- _YOUR GOAL_: Every line with the word "object" in it should be extracted from the data that follows.

- _RAW DATA_:
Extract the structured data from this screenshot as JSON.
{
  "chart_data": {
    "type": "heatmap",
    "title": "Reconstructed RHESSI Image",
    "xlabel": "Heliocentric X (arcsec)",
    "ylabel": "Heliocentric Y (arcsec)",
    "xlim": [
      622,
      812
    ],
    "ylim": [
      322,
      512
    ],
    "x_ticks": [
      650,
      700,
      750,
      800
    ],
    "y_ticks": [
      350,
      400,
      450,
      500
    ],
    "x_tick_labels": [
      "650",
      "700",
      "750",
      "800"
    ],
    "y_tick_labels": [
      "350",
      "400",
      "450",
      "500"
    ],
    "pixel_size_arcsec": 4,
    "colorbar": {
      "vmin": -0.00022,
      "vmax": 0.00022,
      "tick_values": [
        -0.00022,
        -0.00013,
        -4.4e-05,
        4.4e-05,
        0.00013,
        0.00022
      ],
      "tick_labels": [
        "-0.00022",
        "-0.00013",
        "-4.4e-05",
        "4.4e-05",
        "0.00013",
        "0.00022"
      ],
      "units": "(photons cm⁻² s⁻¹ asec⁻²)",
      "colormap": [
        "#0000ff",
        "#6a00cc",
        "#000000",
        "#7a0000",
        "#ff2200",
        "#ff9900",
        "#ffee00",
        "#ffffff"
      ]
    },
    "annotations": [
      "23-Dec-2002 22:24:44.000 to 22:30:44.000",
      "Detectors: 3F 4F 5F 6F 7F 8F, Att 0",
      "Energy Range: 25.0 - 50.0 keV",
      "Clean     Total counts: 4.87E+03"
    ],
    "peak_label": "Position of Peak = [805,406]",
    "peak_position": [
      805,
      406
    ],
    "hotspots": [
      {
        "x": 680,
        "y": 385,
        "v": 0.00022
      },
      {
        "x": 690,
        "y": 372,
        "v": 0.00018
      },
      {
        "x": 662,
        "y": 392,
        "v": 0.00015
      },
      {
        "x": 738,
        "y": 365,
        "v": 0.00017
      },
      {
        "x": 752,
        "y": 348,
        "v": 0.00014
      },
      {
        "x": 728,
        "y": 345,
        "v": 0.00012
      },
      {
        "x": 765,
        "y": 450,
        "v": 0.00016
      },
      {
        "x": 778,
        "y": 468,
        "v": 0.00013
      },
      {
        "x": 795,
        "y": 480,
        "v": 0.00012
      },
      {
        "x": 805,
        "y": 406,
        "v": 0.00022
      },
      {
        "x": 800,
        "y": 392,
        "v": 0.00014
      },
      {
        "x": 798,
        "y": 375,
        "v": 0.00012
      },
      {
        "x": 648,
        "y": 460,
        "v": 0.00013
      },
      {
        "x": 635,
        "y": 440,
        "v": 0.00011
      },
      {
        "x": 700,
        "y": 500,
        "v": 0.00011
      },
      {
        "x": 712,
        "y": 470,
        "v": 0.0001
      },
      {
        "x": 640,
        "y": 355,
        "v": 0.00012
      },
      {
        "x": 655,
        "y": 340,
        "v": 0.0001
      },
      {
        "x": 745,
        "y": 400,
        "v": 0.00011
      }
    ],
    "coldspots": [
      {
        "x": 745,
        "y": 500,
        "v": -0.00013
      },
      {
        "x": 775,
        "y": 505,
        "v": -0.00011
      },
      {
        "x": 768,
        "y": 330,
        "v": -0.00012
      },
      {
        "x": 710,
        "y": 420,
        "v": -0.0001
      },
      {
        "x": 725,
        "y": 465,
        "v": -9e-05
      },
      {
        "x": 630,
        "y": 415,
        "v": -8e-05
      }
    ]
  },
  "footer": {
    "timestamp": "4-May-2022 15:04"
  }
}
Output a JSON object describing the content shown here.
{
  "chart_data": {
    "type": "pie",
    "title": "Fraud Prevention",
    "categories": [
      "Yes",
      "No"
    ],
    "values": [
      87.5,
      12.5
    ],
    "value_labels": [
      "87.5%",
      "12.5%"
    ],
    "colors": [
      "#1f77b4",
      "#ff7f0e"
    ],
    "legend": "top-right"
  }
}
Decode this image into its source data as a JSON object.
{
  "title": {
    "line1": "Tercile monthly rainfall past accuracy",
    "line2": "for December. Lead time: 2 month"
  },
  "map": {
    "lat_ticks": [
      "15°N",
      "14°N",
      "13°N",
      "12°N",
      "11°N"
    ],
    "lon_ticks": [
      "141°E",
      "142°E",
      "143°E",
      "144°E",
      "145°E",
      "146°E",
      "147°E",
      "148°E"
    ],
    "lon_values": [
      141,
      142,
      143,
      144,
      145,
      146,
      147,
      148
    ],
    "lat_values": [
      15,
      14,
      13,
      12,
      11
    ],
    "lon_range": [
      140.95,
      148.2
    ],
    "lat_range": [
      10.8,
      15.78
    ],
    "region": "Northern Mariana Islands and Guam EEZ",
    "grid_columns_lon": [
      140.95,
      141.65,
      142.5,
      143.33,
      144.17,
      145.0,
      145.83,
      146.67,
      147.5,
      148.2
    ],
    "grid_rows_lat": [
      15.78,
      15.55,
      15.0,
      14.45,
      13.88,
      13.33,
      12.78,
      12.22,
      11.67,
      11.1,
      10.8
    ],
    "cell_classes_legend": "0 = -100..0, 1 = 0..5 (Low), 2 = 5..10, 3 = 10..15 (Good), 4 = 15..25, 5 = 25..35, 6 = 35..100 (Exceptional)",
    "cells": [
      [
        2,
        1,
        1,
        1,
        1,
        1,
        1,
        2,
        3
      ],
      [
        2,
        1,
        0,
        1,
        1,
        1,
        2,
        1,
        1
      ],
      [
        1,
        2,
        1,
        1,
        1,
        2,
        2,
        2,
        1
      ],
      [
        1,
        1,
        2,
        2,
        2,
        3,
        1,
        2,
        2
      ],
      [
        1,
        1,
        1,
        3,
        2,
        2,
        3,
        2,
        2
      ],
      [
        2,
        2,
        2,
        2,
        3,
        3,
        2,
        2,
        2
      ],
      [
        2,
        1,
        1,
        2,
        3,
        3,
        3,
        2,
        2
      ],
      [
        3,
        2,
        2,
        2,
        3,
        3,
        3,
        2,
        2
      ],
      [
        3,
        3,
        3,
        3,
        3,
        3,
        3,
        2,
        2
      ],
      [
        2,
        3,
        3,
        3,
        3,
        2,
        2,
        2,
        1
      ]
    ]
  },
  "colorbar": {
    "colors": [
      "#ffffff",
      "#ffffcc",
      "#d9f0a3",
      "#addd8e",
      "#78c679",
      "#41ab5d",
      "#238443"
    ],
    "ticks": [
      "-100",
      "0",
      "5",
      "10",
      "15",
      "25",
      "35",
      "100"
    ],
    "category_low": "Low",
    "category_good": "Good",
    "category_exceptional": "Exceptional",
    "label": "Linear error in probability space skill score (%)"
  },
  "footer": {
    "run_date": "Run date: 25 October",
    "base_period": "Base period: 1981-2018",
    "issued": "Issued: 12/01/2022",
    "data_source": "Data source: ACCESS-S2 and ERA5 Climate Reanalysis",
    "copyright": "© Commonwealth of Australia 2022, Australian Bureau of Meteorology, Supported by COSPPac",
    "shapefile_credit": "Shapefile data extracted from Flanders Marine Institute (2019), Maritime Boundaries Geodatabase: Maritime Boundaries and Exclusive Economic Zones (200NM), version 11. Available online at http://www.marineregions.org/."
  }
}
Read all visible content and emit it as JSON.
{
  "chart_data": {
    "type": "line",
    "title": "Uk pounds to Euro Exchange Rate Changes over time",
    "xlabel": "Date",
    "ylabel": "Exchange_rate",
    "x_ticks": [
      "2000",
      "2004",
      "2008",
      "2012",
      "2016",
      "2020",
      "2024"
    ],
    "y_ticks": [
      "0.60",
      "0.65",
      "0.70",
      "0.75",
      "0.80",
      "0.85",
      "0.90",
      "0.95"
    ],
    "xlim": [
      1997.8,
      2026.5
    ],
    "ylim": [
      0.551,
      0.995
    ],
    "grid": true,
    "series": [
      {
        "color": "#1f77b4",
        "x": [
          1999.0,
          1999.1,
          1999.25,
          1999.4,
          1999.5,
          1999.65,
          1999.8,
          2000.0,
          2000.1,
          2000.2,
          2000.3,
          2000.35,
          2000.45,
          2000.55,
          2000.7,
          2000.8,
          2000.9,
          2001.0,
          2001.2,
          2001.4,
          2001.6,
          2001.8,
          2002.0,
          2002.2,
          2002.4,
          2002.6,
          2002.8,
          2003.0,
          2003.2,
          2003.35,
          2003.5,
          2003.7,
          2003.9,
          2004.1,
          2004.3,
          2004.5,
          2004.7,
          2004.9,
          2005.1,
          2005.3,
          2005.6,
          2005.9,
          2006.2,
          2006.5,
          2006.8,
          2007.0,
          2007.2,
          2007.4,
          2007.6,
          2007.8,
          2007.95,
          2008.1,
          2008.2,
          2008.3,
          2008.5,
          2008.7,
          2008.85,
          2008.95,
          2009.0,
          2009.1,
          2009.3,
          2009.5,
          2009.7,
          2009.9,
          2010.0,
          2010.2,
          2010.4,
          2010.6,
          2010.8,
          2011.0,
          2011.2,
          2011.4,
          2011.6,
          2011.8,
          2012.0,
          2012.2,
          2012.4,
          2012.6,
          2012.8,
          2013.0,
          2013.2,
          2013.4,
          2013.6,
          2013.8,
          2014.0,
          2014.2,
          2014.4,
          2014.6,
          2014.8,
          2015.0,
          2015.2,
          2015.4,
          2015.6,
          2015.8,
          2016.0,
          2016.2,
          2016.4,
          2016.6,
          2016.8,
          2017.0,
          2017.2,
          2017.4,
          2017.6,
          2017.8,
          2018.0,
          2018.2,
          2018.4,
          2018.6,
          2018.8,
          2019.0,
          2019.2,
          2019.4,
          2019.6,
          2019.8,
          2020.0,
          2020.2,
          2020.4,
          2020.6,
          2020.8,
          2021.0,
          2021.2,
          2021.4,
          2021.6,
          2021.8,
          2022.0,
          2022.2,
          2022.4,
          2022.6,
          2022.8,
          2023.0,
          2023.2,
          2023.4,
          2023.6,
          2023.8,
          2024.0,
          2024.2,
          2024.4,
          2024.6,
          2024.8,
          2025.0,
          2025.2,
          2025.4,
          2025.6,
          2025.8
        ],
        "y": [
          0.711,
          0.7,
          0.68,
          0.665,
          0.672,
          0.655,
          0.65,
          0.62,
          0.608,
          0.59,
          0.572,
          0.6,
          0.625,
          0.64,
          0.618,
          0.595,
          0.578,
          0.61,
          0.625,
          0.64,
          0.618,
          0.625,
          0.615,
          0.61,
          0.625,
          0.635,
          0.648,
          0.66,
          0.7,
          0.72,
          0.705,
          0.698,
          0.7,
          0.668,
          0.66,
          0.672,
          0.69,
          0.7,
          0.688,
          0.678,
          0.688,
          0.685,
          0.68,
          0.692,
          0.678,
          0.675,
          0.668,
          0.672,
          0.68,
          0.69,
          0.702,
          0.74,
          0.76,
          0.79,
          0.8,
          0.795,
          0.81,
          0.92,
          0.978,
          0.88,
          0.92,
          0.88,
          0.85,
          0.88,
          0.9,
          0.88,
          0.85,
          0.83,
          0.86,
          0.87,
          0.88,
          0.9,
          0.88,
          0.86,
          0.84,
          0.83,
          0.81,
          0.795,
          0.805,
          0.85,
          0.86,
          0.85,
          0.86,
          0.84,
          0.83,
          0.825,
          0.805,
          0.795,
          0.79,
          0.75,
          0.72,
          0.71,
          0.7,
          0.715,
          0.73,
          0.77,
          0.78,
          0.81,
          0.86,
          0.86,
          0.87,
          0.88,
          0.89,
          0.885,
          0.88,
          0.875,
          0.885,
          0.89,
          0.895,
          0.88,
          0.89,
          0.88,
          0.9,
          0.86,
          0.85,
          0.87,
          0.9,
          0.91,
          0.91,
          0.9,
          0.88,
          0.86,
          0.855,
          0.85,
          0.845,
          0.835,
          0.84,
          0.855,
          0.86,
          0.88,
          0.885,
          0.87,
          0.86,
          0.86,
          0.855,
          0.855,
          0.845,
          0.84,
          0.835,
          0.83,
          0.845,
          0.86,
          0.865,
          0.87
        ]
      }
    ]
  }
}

- _FULL SOLUTION_:
Output a JSON object describing the content shown here.
Decode this image into its source data as a JSON object.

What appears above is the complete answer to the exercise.